## PROBLEM DESCRIPTION
List every line below containing "name".

## EXTRACTED DATA
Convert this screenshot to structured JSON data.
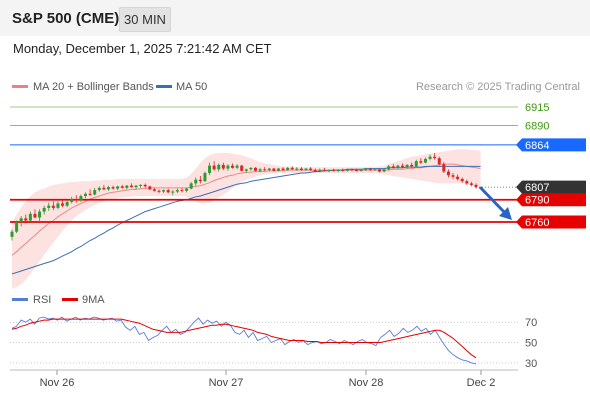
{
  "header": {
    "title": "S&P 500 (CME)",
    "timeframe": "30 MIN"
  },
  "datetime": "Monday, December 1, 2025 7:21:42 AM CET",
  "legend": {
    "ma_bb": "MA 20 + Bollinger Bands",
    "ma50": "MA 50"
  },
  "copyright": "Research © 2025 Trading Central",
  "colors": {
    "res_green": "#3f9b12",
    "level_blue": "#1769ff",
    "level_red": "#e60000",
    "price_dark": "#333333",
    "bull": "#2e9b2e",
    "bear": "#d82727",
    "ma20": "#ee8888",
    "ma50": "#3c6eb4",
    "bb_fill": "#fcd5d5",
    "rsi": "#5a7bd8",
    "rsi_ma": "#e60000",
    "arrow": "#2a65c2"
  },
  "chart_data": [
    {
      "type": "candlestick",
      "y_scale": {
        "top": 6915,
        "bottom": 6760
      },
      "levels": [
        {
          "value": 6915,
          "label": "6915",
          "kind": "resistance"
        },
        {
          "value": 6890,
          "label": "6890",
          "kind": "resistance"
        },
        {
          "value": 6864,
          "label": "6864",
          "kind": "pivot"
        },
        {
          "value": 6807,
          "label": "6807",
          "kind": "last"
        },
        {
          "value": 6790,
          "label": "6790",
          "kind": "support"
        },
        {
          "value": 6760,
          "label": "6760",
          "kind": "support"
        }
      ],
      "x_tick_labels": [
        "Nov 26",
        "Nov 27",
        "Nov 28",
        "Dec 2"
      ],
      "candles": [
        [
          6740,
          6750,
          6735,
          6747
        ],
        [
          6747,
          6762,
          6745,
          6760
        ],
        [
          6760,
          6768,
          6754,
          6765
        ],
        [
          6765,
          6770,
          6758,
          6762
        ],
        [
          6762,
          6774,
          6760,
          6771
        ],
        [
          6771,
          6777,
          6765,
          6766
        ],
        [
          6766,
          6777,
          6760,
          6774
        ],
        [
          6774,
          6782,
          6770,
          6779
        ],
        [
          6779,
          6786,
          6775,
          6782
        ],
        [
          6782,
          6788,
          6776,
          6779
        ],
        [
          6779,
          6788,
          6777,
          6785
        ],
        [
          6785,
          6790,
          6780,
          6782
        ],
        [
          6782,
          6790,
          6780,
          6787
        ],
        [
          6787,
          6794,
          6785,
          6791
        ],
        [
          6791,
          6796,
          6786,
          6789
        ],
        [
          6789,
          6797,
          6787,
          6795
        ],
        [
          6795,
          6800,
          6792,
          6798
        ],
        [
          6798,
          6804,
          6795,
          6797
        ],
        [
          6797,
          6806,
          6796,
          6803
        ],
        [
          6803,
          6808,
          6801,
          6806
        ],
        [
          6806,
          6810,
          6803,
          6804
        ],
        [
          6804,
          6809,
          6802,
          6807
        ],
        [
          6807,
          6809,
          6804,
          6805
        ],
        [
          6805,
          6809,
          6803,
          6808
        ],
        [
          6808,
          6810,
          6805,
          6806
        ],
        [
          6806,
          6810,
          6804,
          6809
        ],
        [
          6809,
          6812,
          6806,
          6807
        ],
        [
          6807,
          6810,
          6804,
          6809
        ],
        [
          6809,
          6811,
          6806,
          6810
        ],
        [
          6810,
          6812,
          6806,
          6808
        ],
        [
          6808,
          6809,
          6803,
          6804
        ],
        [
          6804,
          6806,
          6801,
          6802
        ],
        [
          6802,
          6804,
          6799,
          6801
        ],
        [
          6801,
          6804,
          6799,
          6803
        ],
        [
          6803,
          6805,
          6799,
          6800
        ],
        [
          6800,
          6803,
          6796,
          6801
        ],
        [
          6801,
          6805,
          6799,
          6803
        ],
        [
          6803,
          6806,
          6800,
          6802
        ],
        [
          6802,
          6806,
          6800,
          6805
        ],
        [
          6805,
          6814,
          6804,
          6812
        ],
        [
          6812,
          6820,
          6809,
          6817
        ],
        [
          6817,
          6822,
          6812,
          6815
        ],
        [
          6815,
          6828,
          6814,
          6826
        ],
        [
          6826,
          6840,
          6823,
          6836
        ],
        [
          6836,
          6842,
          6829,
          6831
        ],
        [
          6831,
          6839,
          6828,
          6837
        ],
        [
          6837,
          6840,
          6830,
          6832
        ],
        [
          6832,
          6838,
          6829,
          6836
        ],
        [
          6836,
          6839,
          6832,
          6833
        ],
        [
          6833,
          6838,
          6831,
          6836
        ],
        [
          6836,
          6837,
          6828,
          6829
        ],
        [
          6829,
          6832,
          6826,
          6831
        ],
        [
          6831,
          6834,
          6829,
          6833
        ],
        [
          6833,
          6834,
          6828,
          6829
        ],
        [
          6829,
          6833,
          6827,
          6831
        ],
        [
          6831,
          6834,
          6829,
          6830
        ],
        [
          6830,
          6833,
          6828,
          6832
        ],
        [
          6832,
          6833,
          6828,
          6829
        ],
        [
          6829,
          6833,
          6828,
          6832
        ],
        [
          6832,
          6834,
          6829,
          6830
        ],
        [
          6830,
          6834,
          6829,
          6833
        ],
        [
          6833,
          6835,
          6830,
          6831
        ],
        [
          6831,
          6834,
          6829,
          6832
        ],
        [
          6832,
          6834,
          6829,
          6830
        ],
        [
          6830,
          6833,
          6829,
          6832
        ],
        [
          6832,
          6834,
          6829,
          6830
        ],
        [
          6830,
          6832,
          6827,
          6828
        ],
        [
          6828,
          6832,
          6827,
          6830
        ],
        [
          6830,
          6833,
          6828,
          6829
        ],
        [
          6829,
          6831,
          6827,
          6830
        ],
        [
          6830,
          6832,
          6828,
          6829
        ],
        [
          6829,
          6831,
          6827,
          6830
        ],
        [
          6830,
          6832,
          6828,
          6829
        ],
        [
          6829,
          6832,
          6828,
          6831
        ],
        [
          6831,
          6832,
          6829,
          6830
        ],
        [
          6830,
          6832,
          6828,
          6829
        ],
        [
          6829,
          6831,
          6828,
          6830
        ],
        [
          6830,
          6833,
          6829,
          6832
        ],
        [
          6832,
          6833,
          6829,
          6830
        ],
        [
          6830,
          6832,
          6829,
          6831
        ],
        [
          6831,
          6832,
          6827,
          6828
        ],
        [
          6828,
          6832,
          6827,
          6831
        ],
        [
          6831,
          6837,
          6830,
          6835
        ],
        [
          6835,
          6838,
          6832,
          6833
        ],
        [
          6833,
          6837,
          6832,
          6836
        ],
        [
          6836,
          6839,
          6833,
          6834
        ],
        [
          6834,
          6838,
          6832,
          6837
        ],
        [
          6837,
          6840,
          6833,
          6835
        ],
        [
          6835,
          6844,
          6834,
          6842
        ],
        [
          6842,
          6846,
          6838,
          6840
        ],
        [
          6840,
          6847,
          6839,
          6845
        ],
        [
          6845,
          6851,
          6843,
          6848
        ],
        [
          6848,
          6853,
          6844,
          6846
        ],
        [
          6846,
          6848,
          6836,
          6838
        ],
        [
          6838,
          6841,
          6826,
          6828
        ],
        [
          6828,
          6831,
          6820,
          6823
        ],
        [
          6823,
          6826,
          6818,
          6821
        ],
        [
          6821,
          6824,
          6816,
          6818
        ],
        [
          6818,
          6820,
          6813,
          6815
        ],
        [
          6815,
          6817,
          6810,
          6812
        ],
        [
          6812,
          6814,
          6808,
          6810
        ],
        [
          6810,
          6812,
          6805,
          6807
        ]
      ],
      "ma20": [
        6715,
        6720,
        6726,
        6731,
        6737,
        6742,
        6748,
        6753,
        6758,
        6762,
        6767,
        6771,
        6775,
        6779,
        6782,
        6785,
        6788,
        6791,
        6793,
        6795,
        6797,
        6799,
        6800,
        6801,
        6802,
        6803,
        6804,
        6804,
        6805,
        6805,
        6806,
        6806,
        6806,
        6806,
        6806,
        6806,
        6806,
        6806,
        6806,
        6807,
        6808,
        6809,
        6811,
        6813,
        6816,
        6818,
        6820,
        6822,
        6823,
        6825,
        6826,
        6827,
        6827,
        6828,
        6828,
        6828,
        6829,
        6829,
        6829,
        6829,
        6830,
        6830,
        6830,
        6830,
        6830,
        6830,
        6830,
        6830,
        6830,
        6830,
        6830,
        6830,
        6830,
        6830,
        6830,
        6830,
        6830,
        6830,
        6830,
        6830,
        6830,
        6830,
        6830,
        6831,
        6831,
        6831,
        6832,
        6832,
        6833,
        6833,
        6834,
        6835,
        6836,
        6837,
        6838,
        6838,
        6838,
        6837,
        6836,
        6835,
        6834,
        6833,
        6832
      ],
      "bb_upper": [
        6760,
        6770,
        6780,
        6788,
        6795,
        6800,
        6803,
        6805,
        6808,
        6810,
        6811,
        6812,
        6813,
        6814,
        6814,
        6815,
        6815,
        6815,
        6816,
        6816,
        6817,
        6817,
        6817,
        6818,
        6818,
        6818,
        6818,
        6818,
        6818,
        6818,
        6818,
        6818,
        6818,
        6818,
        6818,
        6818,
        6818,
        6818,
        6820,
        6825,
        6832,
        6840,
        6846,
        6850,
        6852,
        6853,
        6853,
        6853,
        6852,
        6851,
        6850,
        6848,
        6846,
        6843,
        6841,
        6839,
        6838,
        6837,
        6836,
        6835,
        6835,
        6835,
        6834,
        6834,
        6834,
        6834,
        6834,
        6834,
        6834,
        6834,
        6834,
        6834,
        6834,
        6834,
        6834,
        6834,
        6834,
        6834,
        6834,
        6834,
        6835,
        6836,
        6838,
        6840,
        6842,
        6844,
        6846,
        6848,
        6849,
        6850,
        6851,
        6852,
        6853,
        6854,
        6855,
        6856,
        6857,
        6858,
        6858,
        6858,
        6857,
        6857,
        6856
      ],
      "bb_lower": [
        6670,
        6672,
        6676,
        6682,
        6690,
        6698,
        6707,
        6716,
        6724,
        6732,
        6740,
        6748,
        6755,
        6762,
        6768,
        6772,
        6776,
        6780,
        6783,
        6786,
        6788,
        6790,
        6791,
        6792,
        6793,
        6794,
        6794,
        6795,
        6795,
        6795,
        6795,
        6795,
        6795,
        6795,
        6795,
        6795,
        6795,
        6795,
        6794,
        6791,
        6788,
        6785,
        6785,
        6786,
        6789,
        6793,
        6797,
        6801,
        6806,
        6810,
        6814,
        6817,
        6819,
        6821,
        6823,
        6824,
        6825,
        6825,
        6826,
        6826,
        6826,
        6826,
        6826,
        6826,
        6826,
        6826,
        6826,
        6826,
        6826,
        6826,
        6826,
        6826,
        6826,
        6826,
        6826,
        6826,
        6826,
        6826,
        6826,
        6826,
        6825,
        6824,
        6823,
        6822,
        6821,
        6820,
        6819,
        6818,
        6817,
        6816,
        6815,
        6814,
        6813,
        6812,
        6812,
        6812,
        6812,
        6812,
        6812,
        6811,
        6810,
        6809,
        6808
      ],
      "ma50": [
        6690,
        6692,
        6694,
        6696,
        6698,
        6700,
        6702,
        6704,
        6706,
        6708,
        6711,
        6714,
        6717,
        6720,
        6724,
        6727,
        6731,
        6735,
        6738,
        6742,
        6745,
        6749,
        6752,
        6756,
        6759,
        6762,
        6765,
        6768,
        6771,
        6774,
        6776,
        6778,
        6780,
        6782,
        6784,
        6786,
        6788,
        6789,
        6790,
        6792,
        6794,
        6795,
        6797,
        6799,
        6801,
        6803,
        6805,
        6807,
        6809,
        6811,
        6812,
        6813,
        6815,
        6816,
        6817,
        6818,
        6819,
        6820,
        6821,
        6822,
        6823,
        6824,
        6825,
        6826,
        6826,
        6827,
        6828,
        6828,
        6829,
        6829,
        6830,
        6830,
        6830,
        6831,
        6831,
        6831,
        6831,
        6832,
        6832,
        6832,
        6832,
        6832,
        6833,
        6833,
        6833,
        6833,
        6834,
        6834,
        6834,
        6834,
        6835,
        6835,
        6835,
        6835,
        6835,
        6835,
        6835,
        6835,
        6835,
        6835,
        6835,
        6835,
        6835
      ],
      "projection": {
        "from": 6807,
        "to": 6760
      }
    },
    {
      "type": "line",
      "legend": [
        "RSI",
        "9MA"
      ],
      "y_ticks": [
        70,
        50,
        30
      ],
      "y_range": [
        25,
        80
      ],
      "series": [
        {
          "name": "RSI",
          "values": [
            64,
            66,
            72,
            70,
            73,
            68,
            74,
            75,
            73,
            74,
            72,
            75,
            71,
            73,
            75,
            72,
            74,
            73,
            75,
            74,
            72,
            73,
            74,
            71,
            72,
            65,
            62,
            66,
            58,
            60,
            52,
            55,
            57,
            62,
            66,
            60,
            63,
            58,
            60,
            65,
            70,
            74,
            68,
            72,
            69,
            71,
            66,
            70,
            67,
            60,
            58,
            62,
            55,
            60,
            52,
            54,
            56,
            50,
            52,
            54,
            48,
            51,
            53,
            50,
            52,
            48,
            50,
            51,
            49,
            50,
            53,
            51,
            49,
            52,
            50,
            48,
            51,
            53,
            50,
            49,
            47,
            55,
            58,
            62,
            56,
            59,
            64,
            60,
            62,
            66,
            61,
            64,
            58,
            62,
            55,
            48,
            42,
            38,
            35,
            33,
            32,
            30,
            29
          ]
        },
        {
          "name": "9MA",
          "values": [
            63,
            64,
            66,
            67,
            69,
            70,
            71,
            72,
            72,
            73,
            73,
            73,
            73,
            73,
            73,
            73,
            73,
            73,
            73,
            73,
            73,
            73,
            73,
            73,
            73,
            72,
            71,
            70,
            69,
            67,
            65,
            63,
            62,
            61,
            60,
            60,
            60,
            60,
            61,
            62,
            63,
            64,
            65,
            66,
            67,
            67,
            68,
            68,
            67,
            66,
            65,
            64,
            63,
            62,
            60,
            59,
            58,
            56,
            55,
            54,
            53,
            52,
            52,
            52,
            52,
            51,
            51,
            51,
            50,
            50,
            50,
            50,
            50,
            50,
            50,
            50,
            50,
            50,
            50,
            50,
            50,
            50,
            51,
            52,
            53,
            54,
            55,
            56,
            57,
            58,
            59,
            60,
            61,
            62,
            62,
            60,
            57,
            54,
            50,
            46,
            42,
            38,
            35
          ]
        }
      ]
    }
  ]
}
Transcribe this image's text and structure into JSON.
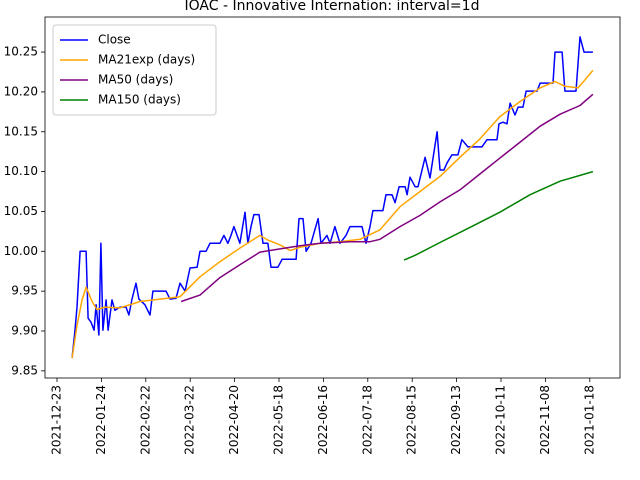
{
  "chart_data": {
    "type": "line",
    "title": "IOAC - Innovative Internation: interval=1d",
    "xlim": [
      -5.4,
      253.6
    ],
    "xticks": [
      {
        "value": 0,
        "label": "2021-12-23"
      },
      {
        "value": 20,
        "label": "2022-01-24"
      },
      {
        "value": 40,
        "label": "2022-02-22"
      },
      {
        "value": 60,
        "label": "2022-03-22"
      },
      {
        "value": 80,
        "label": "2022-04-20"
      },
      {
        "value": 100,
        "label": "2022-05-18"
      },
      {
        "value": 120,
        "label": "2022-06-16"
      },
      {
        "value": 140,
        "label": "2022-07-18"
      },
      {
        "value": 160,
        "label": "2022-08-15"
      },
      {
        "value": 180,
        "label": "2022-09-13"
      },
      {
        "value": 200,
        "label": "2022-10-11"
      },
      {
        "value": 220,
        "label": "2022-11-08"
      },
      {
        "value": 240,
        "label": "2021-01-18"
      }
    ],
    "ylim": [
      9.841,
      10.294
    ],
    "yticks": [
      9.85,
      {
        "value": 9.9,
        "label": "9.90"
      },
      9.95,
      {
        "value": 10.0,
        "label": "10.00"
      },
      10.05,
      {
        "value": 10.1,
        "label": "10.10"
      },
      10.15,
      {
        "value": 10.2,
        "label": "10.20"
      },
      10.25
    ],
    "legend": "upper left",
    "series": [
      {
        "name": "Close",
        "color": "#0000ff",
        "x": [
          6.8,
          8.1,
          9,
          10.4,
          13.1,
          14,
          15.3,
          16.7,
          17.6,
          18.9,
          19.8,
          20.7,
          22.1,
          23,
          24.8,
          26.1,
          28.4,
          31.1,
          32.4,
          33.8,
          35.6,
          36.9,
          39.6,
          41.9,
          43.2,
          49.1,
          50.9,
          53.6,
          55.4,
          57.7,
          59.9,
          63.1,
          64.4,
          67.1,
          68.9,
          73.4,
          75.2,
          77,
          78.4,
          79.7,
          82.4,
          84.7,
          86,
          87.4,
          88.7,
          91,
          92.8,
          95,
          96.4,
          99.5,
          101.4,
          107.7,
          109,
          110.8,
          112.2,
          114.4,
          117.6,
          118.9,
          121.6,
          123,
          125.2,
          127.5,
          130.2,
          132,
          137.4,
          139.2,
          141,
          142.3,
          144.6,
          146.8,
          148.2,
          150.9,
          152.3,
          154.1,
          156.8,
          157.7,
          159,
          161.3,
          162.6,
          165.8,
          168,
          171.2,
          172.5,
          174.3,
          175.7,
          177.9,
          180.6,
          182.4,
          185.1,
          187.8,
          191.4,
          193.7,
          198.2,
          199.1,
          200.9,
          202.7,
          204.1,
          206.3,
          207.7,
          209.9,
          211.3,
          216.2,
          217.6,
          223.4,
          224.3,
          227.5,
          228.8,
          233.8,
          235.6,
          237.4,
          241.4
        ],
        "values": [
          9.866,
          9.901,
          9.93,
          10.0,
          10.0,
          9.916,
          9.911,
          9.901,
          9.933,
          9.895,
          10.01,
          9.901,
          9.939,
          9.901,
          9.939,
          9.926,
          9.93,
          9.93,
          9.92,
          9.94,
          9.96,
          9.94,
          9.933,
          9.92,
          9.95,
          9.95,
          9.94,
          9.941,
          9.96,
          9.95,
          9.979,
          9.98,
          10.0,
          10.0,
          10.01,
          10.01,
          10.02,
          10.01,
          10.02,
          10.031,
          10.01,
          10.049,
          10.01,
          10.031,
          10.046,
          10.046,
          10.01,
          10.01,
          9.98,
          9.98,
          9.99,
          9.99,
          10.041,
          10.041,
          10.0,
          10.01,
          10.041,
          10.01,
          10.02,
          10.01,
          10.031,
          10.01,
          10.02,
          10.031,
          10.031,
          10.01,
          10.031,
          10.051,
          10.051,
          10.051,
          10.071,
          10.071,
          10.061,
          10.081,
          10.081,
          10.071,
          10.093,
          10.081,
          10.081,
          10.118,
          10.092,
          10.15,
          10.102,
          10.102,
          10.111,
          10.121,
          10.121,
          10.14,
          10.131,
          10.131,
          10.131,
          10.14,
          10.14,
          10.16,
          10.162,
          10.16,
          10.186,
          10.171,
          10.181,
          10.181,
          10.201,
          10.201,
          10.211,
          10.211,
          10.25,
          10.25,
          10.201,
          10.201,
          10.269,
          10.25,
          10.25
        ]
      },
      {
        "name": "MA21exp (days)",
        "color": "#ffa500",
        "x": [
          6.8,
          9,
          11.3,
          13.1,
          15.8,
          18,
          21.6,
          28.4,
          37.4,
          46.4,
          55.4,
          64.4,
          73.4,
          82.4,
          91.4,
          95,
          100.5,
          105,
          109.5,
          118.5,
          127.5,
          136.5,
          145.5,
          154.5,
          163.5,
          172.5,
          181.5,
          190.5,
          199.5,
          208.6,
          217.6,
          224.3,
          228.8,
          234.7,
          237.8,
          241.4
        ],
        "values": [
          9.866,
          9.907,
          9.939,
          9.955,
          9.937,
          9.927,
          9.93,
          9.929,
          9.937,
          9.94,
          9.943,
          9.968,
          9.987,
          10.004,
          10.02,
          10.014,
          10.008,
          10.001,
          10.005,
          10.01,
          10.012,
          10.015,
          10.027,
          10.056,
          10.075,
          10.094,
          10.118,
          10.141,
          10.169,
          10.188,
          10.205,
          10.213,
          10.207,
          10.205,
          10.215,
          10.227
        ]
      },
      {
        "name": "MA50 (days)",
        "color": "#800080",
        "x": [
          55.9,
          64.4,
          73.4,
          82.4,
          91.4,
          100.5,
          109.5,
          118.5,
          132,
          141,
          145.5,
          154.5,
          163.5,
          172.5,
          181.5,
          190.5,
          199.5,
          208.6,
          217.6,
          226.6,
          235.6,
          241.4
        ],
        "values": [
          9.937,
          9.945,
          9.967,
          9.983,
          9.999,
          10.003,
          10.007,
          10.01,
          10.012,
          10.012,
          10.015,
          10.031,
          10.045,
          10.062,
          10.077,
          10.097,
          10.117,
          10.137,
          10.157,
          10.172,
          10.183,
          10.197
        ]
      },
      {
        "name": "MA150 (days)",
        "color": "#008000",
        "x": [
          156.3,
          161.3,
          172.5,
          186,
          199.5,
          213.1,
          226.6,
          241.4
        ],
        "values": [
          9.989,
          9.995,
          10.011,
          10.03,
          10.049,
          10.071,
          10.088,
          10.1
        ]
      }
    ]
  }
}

## COMPLETED EXERCISE
          "name": "RSI",
          "name": "9MA",
        "name": "Close",
        "name": "MA21exp (days)",
        "name": "MA50 (days)",
        "name": "MA150 (days)",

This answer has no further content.